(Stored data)
· · ·

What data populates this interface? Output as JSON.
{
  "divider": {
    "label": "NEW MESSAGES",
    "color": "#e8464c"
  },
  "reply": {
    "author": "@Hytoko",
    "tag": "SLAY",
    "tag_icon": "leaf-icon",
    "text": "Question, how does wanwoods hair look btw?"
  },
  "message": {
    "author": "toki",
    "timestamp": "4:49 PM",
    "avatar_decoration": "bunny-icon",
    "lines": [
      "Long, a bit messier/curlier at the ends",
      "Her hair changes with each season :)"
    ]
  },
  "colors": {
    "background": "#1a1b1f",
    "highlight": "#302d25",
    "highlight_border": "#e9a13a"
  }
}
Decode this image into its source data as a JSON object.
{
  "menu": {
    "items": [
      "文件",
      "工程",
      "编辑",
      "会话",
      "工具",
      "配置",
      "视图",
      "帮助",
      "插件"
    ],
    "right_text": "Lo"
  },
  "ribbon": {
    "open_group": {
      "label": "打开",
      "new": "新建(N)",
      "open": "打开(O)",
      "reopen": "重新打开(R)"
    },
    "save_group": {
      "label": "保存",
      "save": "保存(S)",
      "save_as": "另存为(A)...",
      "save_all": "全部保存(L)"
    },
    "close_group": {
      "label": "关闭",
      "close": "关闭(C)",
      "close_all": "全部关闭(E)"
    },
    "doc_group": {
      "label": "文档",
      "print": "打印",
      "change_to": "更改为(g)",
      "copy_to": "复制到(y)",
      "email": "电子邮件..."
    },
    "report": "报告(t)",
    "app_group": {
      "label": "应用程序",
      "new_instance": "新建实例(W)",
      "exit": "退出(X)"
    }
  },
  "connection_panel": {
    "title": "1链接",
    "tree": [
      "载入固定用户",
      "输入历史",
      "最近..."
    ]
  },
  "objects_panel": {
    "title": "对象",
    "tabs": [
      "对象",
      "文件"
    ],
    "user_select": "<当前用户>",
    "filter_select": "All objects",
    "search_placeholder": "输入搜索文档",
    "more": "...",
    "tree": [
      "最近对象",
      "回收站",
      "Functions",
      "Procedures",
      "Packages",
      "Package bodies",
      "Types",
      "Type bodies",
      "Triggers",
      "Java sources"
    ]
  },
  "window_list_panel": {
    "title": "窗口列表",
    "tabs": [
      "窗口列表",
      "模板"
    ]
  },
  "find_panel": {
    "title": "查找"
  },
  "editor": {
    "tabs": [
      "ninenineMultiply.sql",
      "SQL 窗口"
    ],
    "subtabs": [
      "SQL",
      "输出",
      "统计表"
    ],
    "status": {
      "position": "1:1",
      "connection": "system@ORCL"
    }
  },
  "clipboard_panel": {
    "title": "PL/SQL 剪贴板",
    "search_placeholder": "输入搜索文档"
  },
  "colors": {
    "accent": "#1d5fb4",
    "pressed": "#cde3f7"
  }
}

· · ·

**Exercise objective:**
Each entry above needs to be retyped exactly.

**Response below:**
What data populates this interface? Output as JSON.
{
  "divider": {
    "label": "NEW MESSAGES",
    "color": "#e8464c"
  },
  "reply": {
    "author": "@Hytoko",
    "tag": "SLAY",
    "tag_icon": "leaf-icon",
    "text": "Question, how does wanwoods hair look btw?"
  },
  "message": {
    "author": "toki",
    "timestamp": "4:49 PM",
    "avatar_decoration": "bunny-icon",
    "lines": [
      "Long, a bit messier/curlier at the ends",
      "Her hair changes with each season :)"
    ]
  },
  "colors": {
    "background": "#1a1b1f",
    "highlight": "#302d25",
    "highlight_border": "#e9a13a"
  }
}
Decode this image into its source data as a JSON object.
{
  "menu": {
    "items": [
      "文件",
      "工程",
      "编辑",
      "会话",
      "工具",
      "配置",
      "视图",
      "帮助",
      "插件"
    ],
    "right_text": "Lo"
  },
  "ribbon": {
    "open_group": {
      "label": "打开",
      "new": "新建(N)",
      "open": "打开(O)",
      "reopen": "重新打开(R)"
    },
    "save_group": {
      "label": "保存",
      "save": "保存(S)",
      "save_as": "另存为(A)...",
      "save_all": "全部保存(L)"
    },
    "close_group": {
      "label": "关闭",
      "close": "关闭(C)",
      "close_all": "全部关闭(E)"
    },
    "doc_group": {
      "label": "文档",
      "print": "打印",
      "change_to": "更改为(g)",
      "copy_to": "复制到(y)",
      "email": "电子邮件..."
    },
    "report": "报告(t)",
    "app_group": {
      "label": "应用程序",
      "new_instance": "新建实例(W)",
      "exit": "退出(X)"
    }
  },
  "connection_panel": {
    "title": "1链接",
    "tree": [
      "载入固定用户",
      "输入历史",
      "最近..."
    ]
  },
  "objects_panel": {
    "title": "对象",
    "tabs": [
      "对象",
      "文件"
    ],
    "user_select": "<当前用户>",
    "filter_select": "All objects",
    "search_placeholder": "输入搜索文档",
    "more": "...",
    "tree": [
      "最近对象",
      "回收站",
      "Functions",
      "Procedures",
      "Packages",
      "Package bodies",
      "Types",
      "Type bodies",
      "Triggers",
      "Java sources"
    ]
  },
  "window_list_panel": {
    "title": "窗口列表",
    "tabs": [
      "窗口列表",
      "模板"
    ]
  },
  "find_panel": {
    "title": "查找"
  },
  "editor": {
    "tabs": [
      "ninenineMultiply.sql",
      "SQL 窗口"
    ],
    "subtabs": [
      "SQL",
      "输出",
      "统计表"
    ],
    "status": {
      "position": "1:1",
      "connection": "system@ORCL"
    }
  },
  "clipboard_panel": {
    "title": "PL/SQL 剪贴板",
    "search_placeholder": "输入搜索文档"
  },
  "colors": {
    "accent": "#1d5fb4",
    "pressed": "#cde3f7"
  }
}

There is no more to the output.